+++ RECORD EXCERPTS
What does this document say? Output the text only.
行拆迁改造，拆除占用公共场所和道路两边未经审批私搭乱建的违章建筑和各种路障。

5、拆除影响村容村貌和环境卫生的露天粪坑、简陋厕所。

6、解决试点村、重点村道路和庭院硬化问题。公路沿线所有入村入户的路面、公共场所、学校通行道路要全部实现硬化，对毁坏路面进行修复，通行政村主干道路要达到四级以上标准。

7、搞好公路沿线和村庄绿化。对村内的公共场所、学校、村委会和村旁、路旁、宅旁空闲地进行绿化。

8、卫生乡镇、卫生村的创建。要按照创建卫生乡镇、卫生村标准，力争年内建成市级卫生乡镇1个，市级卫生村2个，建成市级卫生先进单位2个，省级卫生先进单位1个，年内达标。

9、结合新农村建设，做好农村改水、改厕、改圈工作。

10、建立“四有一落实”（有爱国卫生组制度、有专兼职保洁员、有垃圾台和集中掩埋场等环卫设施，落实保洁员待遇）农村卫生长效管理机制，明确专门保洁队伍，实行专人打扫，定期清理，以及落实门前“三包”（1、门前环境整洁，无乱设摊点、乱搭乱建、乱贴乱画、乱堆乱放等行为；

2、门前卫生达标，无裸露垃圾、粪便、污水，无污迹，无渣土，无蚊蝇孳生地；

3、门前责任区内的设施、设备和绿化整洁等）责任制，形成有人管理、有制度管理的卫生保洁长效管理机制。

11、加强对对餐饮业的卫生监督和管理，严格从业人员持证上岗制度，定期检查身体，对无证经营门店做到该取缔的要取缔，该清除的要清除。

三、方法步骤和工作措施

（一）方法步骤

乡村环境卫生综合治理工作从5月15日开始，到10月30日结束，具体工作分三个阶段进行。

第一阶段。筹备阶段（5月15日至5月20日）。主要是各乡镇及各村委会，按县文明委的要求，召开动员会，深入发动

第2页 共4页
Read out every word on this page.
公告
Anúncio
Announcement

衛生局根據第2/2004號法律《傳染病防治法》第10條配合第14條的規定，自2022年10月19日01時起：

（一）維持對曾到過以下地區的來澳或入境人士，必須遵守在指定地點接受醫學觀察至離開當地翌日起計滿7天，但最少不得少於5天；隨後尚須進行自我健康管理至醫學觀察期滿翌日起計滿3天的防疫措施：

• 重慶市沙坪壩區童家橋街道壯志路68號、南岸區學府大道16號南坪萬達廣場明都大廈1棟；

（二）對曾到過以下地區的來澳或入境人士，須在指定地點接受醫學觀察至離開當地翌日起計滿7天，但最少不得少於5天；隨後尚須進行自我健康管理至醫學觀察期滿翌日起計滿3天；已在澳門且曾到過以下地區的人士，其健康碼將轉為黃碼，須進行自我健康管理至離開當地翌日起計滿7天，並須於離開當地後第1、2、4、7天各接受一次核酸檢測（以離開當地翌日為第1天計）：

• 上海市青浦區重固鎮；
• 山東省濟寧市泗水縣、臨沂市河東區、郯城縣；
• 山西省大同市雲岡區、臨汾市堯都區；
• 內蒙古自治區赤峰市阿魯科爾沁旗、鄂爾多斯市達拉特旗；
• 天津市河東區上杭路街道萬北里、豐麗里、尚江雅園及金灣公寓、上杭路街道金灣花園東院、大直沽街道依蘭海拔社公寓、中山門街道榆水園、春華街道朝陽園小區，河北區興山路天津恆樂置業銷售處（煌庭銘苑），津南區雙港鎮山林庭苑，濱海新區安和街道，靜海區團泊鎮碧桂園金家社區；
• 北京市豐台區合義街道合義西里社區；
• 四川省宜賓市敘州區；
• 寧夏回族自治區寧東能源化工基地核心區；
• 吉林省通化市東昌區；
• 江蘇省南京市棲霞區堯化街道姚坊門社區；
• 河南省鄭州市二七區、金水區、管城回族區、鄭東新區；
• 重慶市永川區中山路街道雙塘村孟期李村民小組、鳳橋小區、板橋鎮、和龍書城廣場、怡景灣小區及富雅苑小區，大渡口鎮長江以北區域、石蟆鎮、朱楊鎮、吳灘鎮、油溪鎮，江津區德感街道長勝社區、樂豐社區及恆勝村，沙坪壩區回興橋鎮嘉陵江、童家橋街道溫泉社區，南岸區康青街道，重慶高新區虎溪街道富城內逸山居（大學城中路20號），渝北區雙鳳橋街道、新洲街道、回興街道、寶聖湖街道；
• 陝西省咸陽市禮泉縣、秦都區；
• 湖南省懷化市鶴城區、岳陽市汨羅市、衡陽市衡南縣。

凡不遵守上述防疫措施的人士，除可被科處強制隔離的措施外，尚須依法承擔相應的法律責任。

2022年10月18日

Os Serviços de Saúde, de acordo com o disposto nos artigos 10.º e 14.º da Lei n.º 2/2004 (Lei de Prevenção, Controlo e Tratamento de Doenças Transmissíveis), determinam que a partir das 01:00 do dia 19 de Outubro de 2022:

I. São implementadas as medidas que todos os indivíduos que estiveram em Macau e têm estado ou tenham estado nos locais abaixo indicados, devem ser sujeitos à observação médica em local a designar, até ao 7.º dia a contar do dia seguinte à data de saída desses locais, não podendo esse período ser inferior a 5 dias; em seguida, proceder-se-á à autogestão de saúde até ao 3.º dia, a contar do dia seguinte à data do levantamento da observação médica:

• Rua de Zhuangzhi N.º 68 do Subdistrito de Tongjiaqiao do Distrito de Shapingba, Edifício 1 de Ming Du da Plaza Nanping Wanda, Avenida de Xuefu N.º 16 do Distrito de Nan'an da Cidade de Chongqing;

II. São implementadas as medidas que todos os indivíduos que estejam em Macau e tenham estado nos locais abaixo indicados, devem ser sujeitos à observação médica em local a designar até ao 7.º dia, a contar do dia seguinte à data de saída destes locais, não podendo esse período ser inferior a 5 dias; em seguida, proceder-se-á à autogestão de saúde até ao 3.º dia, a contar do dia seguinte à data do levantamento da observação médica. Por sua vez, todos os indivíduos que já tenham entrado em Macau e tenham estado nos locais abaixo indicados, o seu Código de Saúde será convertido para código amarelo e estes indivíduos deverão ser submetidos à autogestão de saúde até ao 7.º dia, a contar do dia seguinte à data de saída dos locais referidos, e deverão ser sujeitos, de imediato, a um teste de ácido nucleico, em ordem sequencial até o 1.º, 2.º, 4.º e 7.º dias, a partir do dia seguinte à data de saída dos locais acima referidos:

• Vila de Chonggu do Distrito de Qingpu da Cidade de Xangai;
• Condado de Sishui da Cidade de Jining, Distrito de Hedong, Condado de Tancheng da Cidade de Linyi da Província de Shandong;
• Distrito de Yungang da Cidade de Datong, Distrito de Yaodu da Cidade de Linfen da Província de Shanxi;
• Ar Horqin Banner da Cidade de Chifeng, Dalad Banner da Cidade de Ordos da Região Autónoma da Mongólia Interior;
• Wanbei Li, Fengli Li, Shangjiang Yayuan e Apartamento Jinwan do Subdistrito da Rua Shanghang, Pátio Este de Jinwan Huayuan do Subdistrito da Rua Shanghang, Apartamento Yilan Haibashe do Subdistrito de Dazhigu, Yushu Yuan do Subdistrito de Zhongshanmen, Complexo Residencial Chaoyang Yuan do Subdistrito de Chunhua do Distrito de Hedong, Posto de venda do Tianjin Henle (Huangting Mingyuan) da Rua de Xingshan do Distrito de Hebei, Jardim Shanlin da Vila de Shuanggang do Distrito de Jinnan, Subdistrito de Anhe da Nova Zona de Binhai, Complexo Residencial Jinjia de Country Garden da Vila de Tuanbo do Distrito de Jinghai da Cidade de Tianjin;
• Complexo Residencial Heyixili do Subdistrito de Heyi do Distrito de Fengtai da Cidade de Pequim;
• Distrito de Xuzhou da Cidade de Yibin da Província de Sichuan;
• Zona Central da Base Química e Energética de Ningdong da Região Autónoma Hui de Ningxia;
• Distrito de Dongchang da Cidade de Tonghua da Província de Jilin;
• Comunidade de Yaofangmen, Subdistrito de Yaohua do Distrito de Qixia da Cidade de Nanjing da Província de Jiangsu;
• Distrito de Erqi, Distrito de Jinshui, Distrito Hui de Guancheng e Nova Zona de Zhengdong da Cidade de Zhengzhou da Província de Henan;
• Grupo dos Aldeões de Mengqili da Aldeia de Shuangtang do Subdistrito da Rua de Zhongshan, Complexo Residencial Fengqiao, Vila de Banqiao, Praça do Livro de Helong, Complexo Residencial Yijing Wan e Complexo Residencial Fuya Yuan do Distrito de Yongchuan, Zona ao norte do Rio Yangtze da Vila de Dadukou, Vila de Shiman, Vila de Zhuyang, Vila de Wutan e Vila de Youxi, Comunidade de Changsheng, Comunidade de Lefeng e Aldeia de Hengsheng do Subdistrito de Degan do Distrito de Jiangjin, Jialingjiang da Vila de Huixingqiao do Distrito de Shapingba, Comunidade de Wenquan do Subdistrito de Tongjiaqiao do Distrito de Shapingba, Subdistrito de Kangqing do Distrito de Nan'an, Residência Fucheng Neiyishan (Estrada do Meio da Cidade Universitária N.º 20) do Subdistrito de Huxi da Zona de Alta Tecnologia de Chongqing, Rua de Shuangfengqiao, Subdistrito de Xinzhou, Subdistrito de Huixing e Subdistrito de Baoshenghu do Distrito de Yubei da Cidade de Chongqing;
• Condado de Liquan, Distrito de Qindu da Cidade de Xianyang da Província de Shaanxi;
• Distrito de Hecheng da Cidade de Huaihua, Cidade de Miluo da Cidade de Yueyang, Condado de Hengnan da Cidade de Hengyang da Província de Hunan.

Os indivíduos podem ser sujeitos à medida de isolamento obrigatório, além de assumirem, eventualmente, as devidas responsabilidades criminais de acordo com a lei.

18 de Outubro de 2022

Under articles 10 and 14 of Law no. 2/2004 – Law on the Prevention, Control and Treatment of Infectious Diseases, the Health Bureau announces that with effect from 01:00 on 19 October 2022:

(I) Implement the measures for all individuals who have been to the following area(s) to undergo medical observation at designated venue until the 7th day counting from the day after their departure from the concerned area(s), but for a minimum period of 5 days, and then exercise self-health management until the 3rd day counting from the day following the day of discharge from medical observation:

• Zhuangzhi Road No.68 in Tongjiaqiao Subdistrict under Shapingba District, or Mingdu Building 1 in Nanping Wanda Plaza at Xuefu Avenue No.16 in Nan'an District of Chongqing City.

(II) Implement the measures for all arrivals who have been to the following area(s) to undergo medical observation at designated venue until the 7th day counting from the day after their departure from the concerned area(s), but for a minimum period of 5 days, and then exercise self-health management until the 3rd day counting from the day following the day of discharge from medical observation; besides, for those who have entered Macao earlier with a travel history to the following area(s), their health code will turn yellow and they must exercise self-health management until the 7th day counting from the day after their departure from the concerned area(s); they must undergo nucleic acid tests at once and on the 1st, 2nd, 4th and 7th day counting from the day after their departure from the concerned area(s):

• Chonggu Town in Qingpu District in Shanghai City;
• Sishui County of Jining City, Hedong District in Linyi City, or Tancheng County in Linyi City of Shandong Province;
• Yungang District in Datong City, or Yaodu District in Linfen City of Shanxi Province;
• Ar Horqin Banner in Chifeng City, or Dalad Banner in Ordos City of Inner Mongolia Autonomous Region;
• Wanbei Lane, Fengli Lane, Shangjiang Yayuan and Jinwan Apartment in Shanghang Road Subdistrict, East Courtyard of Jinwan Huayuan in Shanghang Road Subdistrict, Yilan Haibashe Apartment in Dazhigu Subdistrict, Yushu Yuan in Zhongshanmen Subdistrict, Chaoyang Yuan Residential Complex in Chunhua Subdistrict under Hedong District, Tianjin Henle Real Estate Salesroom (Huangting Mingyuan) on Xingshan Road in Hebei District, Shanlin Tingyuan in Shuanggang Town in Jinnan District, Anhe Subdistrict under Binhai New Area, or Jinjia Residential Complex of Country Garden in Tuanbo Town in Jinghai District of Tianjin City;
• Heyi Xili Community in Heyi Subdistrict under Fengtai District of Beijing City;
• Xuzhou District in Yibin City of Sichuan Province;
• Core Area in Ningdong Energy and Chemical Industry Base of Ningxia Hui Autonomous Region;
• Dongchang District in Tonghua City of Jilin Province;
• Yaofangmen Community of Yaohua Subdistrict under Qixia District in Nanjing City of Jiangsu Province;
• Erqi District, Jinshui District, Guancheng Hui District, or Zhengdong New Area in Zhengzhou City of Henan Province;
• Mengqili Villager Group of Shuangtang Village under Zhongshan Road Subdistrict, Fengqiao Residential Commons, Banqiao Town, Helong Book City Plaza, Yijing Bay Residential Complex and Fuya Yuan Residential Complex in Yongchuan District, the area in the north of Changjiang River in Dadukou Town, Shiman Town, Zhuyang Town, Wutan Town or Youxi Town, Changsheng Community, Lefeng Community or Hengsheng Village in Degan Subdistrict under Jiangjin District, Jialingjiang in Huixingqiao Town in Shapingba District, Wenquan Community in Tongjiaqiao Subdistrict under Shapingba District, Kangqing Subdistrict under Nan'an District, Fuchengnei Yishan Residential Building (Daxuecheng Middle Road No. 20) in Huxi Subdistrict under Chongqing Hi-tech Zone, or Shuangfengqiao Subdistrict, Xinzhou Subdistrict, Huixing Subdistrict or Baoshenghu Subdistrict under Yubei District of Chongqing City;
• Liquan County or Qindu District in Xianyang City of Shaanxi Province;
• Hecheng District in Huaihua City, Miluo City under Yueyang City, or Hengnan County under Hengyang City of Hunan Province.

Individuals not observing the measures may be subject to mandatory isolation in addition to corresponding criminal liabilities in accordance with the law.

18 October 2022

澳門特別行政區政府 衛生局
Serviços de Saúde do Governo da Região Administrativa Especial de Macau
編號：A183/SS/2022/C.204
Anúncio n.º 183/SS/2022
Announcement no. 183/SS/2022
++++++
### PROMPT:
Exactly how many lines contain "Serviços"? State the number and nothing else.

### ANSWER TO THIS TASK:
2